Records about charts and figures

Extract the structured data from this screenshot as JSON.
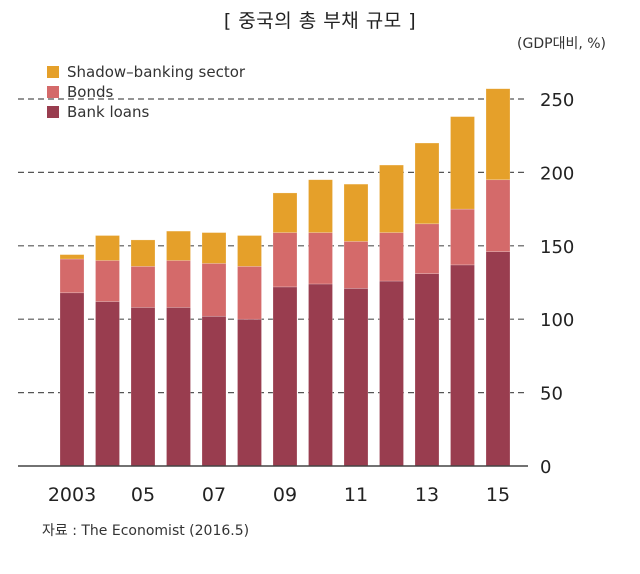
{
  "header": {
    "title": "[ 중국의 총 부채 규모 ]",
    "unit": "(GDP대비, %)"
  },
  "source": "자료 : The Economist (2016.5)",
  "colors": {
    "shadow": "#e5a02a",
    "bonds": "#d46a6a",
    "loans": "#993d4f",
    "grid": "#555555",
    "axis": "#444444"
  },
  "chart_data": {
    "type": "bar",
    "stacked": true,
    "title": "[ 중국의 총 부채 규모 ]",
    "subtitle": "(GDP대비, %)",
    "xlabel": "",
    "ylabel": "",
    "ylim": [
      0,
      250
    ],
    "yticks": [
      0,
      50,
      100,
      150,
      200,
      250
    ],
    "ytick_side": "right",
    "grid": "horizontal-dashed",
    "legend_position": "top-left",
    "categories": [
      "2003",
      "2004",
      "2005",
      "2006",
      "2007",
      "2008",
      "2009",
      "2010",
      "2011",
      "2012",
      "2013",
      "2014",
      "2015"
    ],
    "xtick_labels": [
      {
        "category": "2003",
        "label": "2003"
      },
      {
        "category": "2005",
        "label": "05"
      },
      {
        "category": "2007",
        "label": "07"
      },
      {
        "category": "2009",
        "label": "09"
      },
      {
        "category": "2011",
        "label": "11"
      },
      {
        "category": "2013",
        "label": "13"
      },
      {
        "category": "2015",
        "label": "15"
      }
    ],
    "series": [
      {
        "name": "Bank loans",
        "key": "loans",
        "values": [
          118,
          112,
          108,
          108,
          102,
          100,
          122,
          124,
          121,
          126,
          131,
          137,
          146
        ]
      },
      {
        "name": "Bonds",
        "key": "bonds",
        "values": [
          23,
          28,
          28,
          32,
          36,
          36,
          37,
          35,
          32,
          33,
          34,
          38,
          49
        ]
      },
      {
        "name": "Shadow-banking sector",
        "key": "shadow",
        "values": [
          3,
          17,
          18,
          20,
          21,
          21,
          27,
          36,
          39,
          46,
          55,
          63,
          62
        ]
      }
    ],
    "legend": [
      "Shadow–banking sector",
      "Bonds",
      "Bank loans"
    ]
  }
}
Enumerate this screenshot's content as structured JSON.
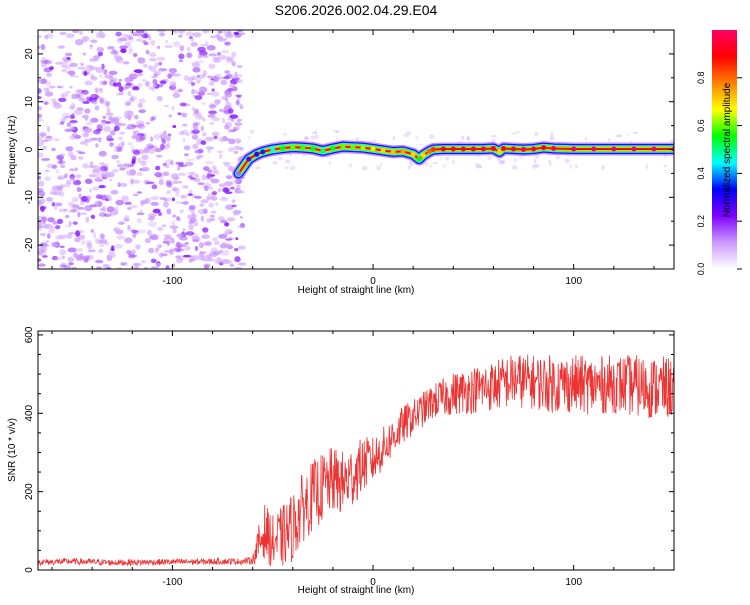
{
  "figure_title": "S206.2026.002.04.29.E04",
  "colors": {
    "snr_line": "#ee3333",
    "scatter_points": "#8a2be2",
    "axis": "#000000"
  },
  "chart_data": [
    {
      "type": "heatmap",
      "title": "S206.2026.002.04.29.E04",
      "xlabel": "Height of straight line (km)",
      "ylabel": "Frequency (Hz)",
      "xlim": [
        -167,
        150
      ],
      "ylim": [
        -25,
        25
      ],
      "xticks": [
        -100,
        0,
        100
      ],
      "xtick_labels": [
        "-100",
        "0",
        "100"
      ],
      "yticks": [
        -20,
        -10,
        0,
        10,
        20
      ],
      "ytick_labels": [
        "-20",
        "-10",
        "0",
        "10",
        "20"
      ],
      "colorbar": {
        "label": "Normalized spectral amplitude",
        "range": [
          0,
          1
        ],
        "ticks": [
          0.0,
          0.2,
          0.4,
          0.6,
          0.8
        ],
        "tick_labels": [
          "0.0",
          "0.2",
          "0.4",
          "0.6",
          "0.8"
        ],
        "colormap": [
          "#ffffff",
          "#cc99ff",
          "#7f00ff",
          "#0000ff",
          "#00ffff",
          "#00ff00",
          "#ffff00",
          "#ff8000",
          "#ff0000",
          "#ff0066"
        ]
      },
      "noise_region_x": [
        -167,
        -67
      ],
      "signal_region_x": [
        -67,
        150
      ],
      "signal_ridge": {
        "x": [
          -67,
          -62,
          -58,
          -55,
          -50,
          -45,
          -40,
          -35,
          -30,
          -25,
          -20,
          -15,
          -10,
          -5,
          0,
          5,
          10,
          15,
          20,
          23,
          25,
          28,
          30,
          35,
          40,
          45,
          50,
          55,
          60,
          63,
          65,
          70,
          75,
          80,
          85,
          90,
          100,
          110,
          120,
          130,
          140,
          150
        ],
        "y": [
          -5,
          -2,
          -1,
          -0.5,
          0,
          0.3,
          0.5,
          0.4,
          0.2,
          -0.3,
          0.2,
          0.6,
          0.5,
          0.4,
          0.1,
          -0.2,
          -0.5,
          -0.4,
          -1.0,
          -2.0,
          -1.2,
          -0.4,
          0,
          0.1,
          0.1,
          0.1,
          0.1,
          0.1,
          0.2,
          -0.5,
          0.2,
          0.1,
          0,
          0.1,
          0.4,
          0.2,
          0.1,
          0.1,
          0.1,
          0.1,
          0.1,
          0.1
        ],
        "amplitude": [
          0.15,
          0.25,
          0.3,
          0.35,
          0.45,
          0.55,
          0.6,
          0.58,
          0.55,
          0.5,
          0.55,
          0.6,
          0.6,
          0.62,
          0.65,
          0.7,
          0.72,
          0.75,
          0.7,
          0.55,
          0.7,
          0.8,
          0.85,
          0.9,
          0.92,
          0.93,
          0.94,
          0.95,
          0.93,
          0.7,
          0.9,
          0.95,
          0.96,
          0.95,
          0.9,
          0.97,
          0.98,
          0.98,
          0.98,
          0.98,
          0.98,
          0.97
        ]
      }
    },
    {
      "type": "line",
      "xlabel": "Height of straight line (km)",
      "ylabel": "SNR (10 * v/v)",
      "xlim": [
        -167,
        150
      ],
      "ylim": [
        0,
        610
      ],
      "xticks": [
        -100,
        0,
        100
      ],
      "xtick_labels": [
        "-100",
        "0",
        "100"
      ],
      "yticks": [
        0,
        200,
        400,
        600
      ],
      "ytick_labels": [
        "0",
        "200",
        "400",
        "600"
      ],
      "series": [
        {
          "name": "SNR",
          "x": [
            -167,
            -150,
            -130,
            -110,
            -90,
            -75,
            -65,
            -60,
            -57,
            -54,
            -50,
            -45,
            -40,
            -35,
            -30,
            -25,
            -20,
            -15,
            -10,
            -5,
            0,
            5,
            10,
            15,
            20,
            25,
            30,
            35,
            40,
            50,
            60,
            70,
            80,
            90,
            100,
            110,
            120,
            130,
            140,
            150
          ],
          "values": [
            20,
            22,
            19,
            20,
            21,
            22,
            22,
            25,
            65,
            100,
            70,
            85,
            110,
            160,
            190,
            210,
            230,
            220,
            240,
            270,
            280,
            310,
            340,
            370,
            390,
            410,
            430,
            440,
            450,
            460,
            470,
            485,
            480,
            475,
            475,
            470,
            475,
            470,
            465,
            465
          ],
          "spread": [
            8,
            8,
            8,
            8,
            8,
            8,
            8,
            10,
            50,
            70,
            70,
            80,
            90,
            90,
            90,
            90,
            85,
            85,
            80,
            70,
            60,
            55,
            50,
            50,
            45,
            45,
            45,
            50,
            55,
            60,
            65,
            70,
            70,
            75,
            75,
            75,
            75,
            80,
            80,
            80
          ]
        }
      ]
    }
  ]
}
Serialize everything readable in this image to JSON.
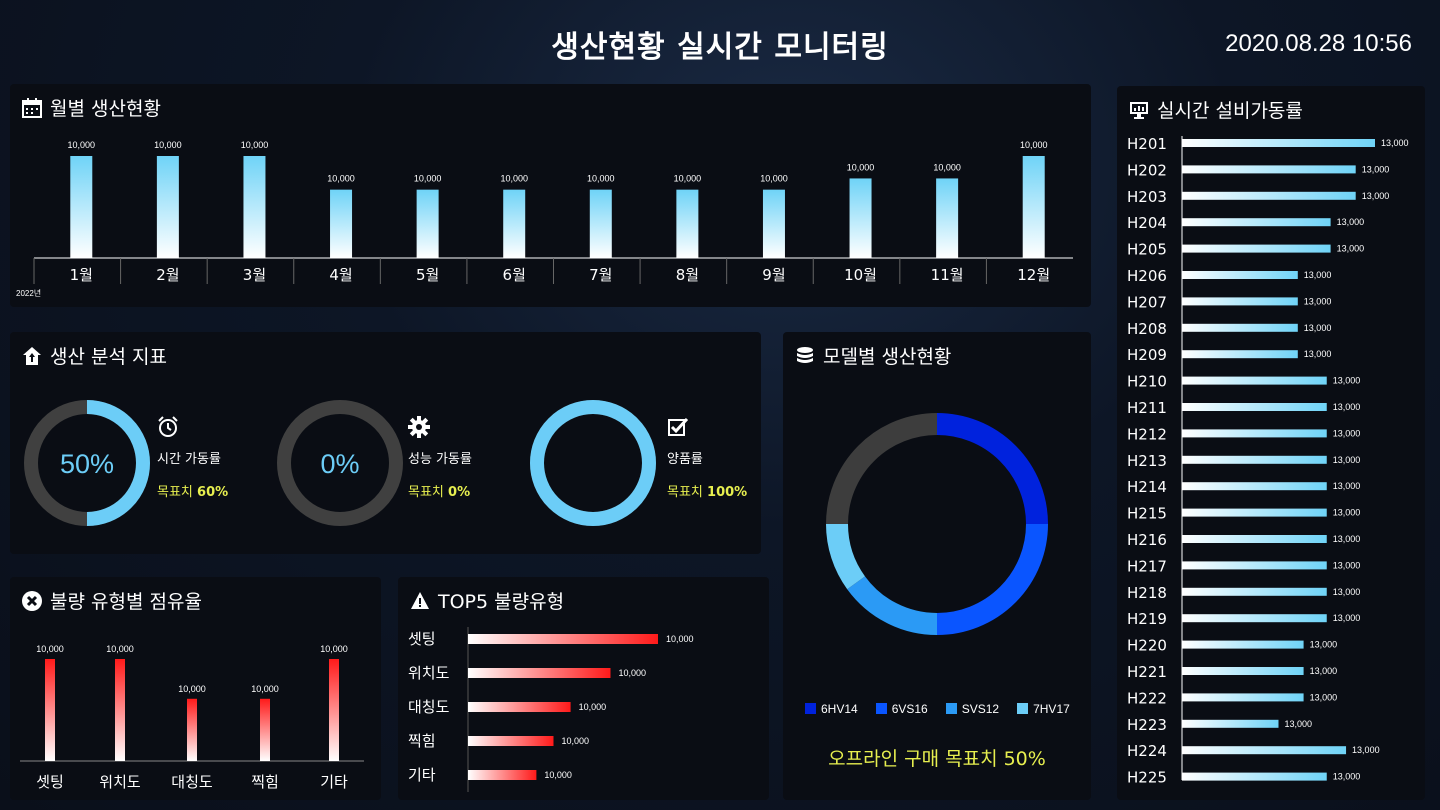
{
  "header": {
    "title": "생산현황 실시간 모니터링",
    "clock": "2020.08.28  10:56"
  },
  "monthly": {
    "title": "월별 생산현황",
    "year_label": "2022년",
    "chart_data": {
      "type": "bar",
      "categories": [
        "1월",
        "2월",
        "3월",
        "4월",
        "5월",
        "6월",
        "7월",
        "8월",
        "9월",
        "10월",
        "11월",
        "12월"
      ],
      "values": [
        10000,
        10000,
        10000,
        10000,
        10000,
        10000,
        10000,
        10000,
        10000,
        10000,
        10000,
        10000
      ],
      "bar_level": [
        100,
        100,
        100,
        67,
        67,
        67,
        67,
        67,
        67,
        78,
        78,
        100
      ],
      "value_labels": [
        "10,000",
        "10,000",
        "10,000",
        "10,000",
        "10,000",
        "10,000",
        "10,000",
        "10,000",
        "10,000",
        "10,000",
        "10,000",
        "10,000"
      ]
    }
  },
  "analysis": {
    "title": "생산 분석 지표",
    "gauges": [
      {
        "value_text": "50%",
        "fraction": 0.5,
        "label": "시간 가동률",
        "target_label": "목표치",
        "target_value": "60%",
        "icon": "alarm-clock-icon"
      },
      {
        "value_text": "0%",
        "fraction": 0.0,
        "label": "성능 가동률",
        "target_label": "목표치",
        "target_value": "0%",
        "icon": "gear-icon"
      },
      {
        "value_text": "",
        "fraction": 1.0,
        "label": "양품률",
        "target_label": "목표치",
        "target_value": "100%",
        "icon": "checkbox-icon"
      }
    ]
  },
  "defect_share": {
    "title": "불량 유형별 점유율",
    "chart_data": {
      "type": "bar",
      "categories": [
        "셋팅",
        "위치도",
        "대칭도",
        "찍힘",
        "기타"
      ],
      "values": [
        10000,
        10000,
        10000,
        10000,
        10000
      ],
      "bar_level": [
        100,
        100,
        61,
        61,
        100
      ],
      "value_labels": [
        "10,000",
        "10,000",
        "10,000",
        "10,000",
        "10,000"
      ]
    }
  },
  "top5": {
    "title": "TOP5 불량유형",
    "chart_data": {
      "type": "bar",
      "categories": [
        "셋팅",
        "위치도",
        "대칭도",
        "찍힘",
        "기타"
      ],
      "values": [
        10000,
        10000,
        10000,
        10000,
        10000
      ],
      "bar_level": [
        100,
        75,
        54,
        45,
        36
      ],
      "value_labels": [
        "10,000",
        "10,000",
        "10,000",
        "10,000",
        "10,000"
      ]
    }
  },
  "model": {
    "title": "모델별 생산현황",
    "chart_data": {
      "type": "pie",
      "categories": [
        "6HV14",
        "6VS16",
        "SVS12",
        "7HV17"
      ],
      "values": [
        25,
        25,
        15,
        10
      ],
      "remainder": 25,
      "colors": [
        "#0022dd",
        "#0a55ff",
        "#2b9af5",
        "#6ccdf7"
      ],
      "remainder_color": "#3d3d3d"
    },
    "offline_text": "오프라인 구매 목표치  50%"
  },
  "equipment": {
    "title": "실시간 설비가동률",
    "chart_data": {
      "type": "bar",
      "categories": [
        "H201",
        "H202",
        "H203",
        "H204",
        "H205",
        "H206",
        "H207",
        "H208",
        "H209",
        "H210",
        "H211",
        "H212",
        "H213",
        "H214",
        "H215",
        "H216",
        "H217",
        "H218",
        "H219",
        "H220",
        "H221",
        "H222",
        "H223",
        "H224",
        "H225"
      ],
      "values": [
        13000,
        13000,
        13000,
        13000,
        13000,
        13000,
        13000,
        13000,
        13000,
        13000,
        13000,
        13000,
        13000,
        13000,
        13000,
        13000,
        13000,
        13000,
        13000,
        13000,
        13000,
        13000,
        13000,
        13000,
        13000
      ],
      "bar_level": [
        100,
        90,
        90,
        77,
        77,
        60,
        60,
        60,
        60,
        75,
        75,
        75,
        75,
        75,
        75,
        75,
        75,
        75,
        75,
        63,
        63,
        63,
        50,
        85,
        75
      ],
      "value_labels": [
        "13,000",
        "13,000",
        "13,000",
        "13,000",
        "13,000",
        "13,000",
        "13,000",
        "13,000",
        "13,000",
        "13,000",
        "13,000",
        "13,000",
        "13,000",
        "13,000",
        "13,000",
        "13,000",
        "13,000",
        "13,000",
        "13,000",
        "13,000",
        "13,000",
        "13,000",
        "13,000",
        "13,000",
        "13,000"
      ]
    }
  }
}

What is required: Track down the lines that include the word "grid" and copy them.

Worked answer:
    "grid": "#555555",
    "grid": "horizontal-dashed",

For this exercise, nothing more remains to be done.